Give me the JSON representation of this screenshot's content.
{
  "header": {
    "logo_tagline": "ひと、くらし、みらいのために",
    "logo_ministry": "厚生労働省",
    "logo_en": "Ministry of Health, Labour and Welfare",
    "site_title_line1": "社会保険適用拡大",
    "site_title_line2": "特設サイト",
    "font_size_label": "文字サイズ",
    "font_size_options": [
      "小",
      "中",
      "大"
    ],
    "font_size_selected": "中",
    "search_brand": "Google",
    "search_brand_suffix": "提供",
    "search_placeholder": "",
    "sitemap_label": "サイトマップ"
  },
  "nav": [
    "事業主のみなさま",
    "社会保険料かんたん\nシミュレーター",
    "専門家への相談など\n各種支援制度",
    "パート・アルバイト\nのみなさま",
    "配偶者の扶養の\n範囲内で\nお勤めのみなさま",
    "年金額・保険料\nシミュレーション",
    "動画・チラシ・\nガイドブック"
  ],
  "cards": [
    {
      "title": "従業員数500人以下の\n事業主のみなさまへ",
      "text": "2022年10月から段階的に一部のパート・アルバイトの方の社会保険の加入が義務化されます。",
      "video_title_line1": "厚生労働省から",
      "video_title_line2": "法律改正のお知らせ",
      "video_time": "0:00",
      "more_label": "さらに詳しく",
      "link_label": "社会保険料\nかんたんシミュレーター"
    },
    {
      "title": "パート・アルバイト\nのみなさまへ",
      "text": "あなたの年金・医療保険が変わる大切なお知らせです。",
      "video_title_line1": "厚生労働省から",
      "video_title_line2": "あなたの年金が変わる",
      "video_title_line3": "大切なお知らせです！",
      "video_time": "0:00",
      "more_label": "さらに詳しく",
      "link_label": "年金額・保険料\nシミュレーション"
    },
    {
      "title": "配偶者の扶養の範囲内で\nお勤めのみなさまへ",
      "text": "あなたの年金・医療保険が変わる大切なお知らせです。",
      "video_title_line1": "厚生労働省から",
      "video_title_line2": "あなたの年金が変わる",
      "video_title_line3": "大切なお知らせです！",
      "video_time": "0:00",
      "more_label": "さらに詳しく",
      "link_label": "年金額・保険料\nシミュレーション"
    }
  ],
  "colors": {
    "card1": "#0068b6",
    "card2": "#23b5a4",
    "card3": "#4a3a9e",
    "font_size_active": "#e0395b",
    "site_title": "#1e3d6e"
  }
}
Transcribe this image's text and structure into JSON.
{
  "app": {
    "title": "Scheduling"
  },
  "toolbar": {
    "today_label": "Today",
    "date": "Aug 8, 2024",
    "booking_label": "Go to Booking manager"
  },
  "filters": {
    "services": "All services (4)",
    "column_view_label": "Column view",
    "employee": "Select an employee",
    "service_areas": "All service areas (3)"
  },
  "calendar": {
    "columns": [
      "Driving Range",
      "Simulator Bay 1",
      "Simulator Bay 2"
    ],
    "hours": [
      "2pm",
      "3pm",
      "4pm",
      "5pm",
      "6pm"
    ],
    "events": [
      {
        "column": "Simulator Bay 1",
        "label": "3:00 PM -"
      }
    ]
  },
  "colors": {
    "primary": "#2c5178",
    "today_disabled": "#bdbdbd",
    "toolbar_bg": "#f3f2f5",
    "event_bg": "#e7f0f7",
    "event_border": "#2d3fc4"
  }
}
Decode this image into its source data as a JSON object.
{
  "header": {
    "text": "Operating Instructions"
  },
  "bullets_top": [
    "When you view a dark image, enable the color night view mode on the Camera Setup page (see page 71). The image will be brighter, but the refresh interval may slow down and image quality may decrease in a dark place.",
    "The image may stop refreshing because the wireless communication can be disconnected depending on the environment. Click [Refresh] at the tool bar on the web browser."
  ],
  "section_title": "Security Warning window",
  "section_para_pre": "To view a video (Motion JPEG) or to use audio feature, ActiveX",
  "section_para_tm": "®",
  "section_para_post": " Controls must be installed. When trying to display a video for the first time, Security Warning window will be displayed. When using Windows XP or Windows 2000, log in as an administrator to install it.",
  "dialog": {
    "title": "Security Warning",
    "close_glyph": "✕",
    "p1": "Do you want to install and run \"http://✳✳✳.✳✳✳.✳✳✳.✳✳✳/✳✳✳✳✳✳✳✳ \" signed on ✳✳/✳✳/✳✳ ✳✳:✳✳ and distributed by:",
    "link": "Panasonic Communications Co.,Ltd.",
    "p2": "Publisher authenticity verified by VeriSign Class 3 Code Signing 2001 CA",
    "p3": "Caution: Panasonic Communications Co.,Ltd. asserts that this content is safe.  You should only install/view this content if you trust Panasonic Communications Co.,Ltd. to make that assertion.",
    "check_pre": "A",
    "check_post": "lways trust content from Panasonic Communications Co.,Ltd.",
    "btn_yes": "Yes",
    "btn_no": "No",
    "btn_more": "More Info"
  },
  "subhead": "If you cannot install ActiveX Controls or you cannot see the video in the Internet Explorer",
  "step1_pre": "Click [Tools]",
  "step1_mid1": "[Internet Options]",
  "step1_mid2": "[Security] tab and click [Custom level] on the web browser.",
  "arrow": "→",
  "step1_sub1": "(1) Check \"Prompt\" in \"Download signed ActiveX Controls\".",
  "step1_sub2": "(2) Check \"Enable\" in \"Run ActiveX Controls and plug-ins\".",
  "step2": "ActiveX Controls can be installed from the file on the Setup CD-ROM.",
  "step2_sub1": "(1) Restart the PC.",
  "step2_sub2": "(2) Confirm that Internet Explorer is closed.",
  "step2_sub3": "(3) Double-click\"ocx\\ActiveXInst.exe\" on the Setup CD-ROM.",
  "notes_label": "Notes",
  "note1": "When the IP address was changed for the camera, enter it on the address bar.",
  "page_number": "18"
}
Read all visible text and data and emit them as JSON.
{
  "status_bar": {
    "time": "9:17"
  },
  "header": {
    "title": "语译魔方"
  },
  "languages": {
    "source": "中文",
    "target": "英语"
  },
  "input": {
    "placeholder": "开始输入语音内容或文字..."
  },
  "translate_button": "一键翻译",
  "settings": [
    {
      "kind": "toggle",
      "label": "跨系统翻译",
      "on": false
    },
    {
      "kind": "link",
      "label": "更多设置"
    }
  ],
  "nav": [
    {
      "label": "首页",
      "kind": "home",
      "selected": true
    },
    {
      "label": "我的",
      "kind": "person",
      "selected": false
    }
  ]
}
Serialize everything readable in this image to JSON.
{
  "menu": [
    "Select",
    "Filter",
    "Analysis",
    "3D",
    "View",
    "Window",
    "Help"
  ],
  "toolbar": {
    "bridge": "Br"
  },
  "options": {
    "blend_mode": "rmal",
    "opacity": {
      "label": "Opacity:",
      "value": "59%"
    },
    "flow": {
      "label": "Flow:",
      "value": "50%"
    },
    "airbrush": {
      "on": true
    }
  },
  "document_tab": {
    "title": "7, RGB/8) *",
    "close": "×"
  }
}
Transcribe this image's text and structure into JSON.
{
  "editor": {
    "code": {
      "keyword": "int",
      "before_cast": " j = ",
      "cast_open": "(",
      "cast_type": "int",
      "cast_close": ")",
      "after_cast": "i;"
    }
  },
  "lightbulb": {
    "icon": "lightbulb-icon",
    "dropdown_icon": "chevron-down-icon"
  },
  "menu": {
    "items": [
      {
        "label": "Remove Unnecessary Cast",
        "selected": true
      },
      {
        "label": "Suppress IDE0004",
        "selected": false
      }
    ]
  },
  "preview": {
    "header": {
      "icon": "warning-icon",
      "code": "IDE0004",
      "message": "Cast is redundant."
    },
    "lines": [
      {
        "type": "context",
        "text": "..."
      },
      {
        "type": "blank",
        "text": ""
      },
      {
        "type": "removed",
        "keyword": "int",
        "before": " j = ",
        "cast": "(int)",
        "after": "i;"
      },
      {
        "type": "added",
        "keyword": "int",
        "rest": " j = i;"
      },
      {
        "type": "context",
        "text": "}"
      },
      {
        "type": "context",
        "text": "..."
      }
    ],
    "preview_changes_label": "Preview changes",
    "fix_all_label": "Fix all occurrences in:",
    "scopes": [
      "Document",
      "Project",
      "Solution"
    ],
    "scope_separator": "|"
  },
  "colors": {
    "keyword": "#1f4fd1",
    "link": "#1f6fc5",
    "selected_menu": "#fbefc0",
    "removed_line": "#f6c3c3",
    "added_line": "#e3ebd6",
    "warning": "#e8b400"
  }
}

*Task directions:* Gather each line in the data that holds the string "installed".

*Finished exercise:*
  "section_para_post": " Controls must be installed. When trying to display a video for the first time, Security Warning window will be displayed. When using Windows XP or Windows 2000, log in as an administrator to install it.",
  "step2": "ActiveX Controls can be installed from the file on the Setup CD-ROM.",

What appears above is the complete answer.